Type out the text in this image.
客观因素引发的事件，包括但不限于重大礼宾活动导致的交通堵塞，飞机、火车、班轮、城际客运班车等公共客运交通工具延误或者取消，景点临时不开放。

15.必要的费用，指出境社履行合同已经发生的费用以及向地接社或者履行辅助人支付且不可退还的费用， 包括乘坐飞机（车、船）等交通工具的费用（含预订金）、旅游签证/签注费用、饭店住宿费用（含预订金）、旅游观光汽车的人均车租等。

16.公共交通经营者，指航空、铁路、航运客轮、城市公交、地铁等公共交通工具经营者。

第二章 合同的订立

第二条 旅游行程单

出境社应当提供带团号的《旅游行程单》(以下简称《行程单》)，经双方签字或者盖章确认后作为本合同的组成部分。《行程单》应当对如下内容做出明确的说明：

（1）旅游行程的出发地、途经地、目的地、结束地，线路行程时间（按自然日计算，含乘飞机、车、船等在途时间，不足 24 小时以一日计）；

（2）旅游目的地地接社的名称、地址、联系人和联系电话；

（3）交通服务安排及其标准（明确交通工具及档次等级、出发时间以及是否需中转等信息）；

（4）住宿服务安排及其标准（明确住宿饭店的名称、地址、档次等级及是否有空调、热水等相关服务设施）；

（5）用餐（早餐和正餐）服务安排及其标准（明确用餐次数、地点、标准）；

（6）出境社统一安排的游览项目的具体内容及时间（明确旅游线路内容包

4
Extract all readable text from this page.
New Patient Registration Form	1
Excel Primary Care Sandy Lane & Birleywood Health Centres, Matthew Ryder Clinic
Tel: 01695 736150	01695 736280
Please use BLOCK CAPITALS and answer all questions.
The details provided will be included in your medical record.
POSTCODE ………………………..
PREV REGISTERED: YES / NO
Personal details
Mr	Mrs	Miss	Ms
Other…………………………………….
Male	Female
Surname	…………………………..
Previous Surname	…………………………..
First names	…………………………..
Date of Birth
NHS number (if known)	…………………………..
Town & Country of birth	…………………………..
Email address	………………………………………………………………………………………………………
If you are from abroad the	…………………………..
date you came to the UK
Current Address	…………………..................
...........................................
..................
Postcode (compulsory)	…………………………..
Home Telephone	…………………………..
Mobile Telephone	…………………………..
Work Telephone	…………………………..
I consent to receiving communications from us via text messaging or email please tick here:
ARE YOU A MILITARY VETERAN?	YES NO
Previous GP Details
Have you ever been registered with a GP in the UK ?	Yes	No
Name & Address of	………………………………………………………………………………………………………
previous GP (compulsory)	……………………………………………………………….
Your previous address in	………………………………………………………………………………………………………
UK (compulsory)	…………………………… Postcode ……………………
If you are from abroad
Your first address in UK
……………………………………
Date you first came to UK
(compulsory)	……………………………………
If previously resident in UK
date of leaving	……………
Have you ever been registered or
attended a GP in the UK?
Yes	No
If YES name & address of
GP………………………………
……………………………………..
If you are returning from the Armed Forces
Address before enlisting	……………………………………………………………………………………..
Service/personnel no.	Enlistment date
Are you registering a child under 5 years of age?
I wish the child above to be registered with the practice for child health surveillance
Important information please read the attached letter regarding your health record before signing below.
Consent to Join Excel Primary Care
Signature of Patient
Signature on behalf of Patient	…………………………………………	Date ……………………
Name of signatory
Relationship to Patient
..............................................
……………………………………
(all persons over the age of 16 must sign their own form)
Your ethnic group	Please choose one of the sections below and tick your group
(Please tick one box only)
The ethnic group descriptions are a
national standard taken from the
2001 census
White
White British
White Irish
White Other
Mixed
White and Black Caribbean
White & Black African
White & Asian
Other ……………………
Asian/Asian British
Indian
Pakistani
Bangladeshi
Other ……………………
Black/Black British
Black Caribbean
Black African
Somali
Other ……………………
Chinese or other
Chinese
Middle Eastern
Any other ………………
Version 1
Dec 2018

--------------------

• _WHAT IS ASKED_: Find how many of the lines above have the word "British" in them. State only that number.

• _COMPLETED EXERCISE_: 3